Required work » Work out how many lines in the listing below include the word "name". Give nothing but the number.

Data extract »
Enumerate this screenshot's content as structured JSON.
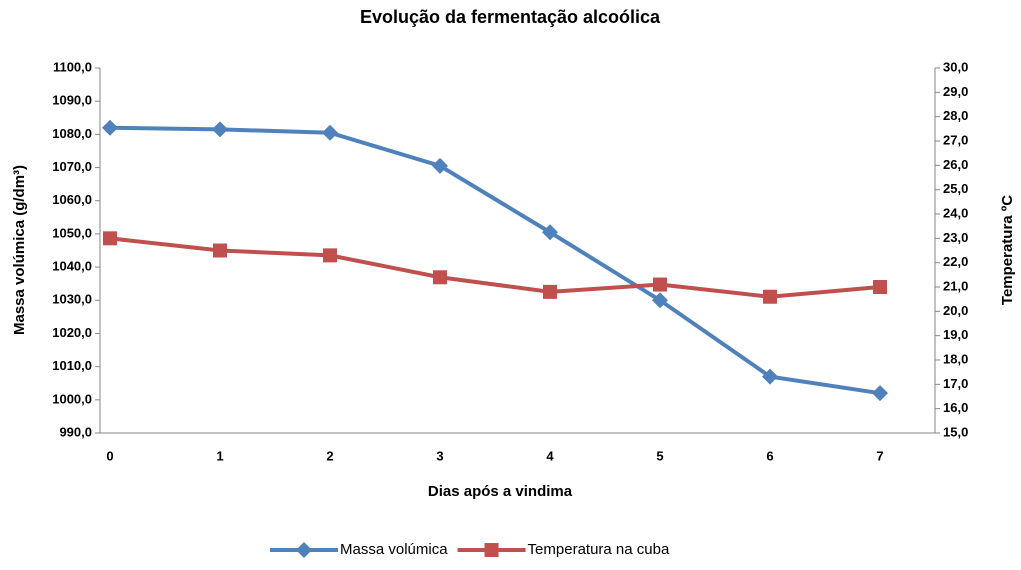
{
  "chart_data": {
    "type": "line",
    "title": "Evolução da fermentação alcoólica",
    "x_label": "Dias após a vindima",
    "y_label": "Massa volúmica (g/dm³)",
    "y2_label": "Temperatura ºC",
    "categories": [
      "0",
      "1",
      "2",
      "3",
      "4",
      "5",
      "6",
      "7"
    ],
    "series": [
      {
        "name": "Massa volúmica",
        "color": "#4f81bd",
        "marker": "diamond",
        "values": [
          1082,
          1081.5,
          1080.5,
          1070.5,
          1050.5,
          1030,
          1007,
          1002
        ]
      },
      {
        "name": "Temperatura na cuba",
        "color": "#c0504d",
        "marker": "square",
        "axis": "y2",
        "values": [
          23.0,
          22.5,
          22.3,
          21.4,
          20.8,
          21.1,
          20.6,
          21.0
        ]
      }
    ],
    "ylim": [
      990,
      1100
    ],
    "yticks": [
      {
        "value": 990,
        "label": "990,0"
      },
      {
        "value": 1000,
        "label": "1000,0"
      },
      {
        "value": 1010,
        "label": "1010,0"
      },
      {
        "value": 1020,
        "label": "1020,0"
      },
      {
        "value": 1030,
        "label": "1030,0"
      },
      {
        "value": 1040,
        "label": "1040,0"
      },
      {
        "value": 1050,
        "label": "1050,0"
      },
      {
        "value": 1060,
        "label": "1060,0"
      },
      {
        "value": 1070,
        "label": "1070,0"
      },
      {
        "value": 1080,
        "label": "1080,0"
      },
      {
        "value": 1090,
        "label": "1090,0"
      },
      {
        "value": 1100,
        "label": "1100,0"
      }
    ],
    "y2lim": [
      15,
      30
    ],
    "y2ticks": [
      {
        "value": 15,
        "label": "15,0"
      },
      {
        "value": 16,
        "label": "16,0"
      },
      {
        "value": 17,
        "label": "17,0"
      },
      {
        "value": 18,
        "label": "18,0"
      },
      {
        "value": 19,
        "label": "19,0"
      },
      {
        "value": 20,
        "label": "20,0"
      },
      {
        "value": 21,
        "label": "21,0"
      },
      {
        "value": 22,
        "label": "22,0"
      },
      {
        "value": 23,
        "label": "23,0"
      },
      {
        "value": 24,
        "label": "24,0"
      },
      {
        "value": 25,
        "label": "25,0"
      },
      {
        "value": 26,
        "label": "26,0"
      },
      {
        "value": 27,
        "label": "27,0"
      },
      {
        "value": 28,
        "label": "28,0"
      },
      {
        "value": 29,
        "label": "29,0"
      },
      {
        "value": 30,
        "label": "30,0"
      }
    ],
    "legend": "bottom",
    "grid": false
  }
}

Exercise solution » 2